Problem requirements
Copy the data that follows exactly. Include no pictures.

Material to process
▽

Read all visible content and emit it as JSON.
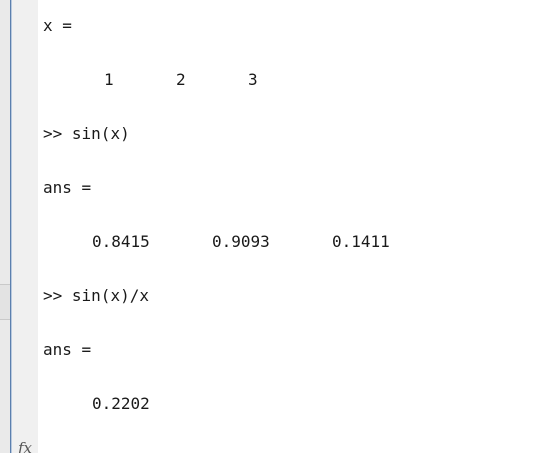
{
  "console": {
    "x_header": "x =",
    "x_values": [
      "1",
      "2",
      "3"
    ],
    "cmd1": {
      "prompt": ">>",
      "text": "sin(x)"
    },
    "ans1_header": "ans =",
    "ans1_values": [
      "0.8415",
      "0.9093",
      "0.1411"
    ],
    "cmd2": {
      "prompt": ">>",
      "text": "sin(x)/x"
    },
    "ans2_header": "ans =",
    "ans2_values": [
      "0.2202"
    ]
  },
  "fx_label": "fx"
}
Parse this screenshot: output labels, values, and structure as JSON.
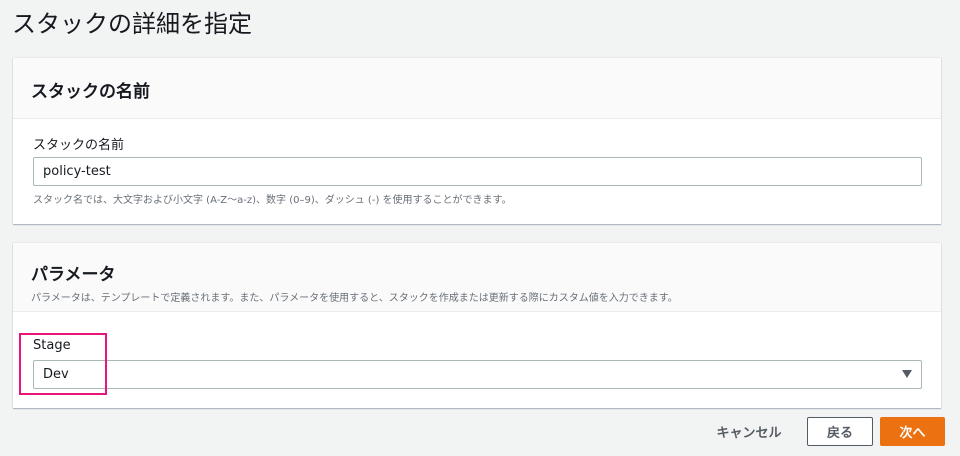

△

Solution
Read all visible content and emit it as JSON.
{
  "console": {
    "x_header": "x =",
    "x_values": [
      "1",
      "2",
      "3"
    ],
    "cmd1": {
      "prompt": ">>",
      "text": "sin(x)"
    },
    "ans1_header": "ans =",
    "ans1_values": [
      "0.8415",
      "0.9093",
      "0.1411"
    ],
    "cmd2": {
      "prompt": ">>",
      "text": "sin(x)/x"
    },
    "ans2_header": "ans =",
    "ans2_values": [
      "0.2202"
    ]
  },
  "fx_label": "fx"
}
Parse this screenshot: output labels, values, and structure as JSON.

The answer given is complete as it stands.